## Provided entries
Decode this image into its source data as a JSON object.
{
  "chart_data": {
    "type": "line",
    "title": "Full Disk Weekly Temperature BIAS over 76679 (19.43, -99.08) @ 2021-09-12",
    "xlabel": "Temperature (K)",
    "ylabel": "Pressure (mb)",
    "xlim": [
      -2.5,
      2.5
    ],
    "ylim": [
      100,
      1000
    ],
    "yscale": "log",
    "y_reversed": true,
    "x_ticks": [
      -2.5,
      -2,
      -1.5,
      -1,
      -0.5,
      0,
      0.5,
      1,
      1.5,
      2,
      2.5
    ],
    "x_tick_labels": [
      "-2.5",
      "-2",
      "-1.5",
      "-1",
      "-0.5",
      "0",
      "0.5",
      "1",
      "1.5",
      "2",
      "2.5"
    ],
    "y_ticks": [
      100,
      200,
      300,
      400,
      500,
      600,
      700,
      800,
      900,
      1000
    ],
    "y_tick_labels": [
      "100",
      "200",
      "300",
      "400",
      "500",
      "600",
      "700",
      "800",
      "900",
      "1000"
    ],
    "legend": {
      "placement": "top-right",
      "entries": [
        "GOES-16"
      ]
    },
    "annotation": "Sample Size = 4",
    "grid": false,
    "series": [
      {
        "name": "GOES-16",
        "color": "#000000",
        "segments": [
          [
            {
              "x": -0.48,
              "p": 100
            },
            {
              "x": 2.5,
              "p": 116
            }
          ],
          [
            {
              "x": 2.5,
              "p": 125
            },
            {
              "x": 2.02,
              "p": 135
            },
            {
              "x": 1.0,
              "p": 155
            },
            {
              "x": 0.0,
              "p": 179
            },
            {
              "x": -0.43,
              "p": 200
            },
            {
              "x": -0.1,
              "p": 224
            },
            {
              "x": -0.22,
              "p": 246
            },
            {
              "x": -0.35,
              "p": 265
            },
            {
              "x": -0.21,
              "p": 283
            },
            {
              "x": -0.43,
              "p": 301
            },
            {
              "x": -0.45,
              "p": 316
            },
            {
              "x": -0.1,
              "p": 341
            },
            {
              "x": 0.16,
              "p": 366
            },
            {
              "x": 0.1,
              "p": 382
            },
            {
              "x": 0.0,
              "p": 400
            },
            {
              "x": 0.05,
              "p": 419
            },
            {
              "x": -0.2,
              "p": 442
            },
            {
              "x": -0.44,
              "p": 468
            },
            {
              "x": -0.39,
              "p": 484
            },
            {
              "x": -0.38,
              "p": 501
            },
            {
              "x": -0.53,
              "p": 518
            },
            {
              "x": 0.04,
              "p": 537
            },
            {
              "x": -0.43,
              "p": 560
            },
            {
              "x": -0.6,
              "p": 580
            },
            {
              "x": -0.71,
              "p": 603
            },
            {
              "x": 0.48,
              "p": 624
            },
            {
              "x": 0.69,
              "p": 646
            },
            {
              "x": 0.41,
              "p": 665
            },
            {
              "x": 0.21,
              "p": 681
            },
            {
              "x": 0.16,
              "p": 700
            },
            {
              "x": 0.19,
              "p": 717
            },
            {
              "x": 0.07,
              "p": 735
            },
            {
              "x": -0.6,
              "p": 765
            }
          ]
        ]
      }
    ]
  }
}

## Problem to solve
In the listing above, how many lines hold the word "Temperature"? Give the number and nothing more.

## Problem solution
2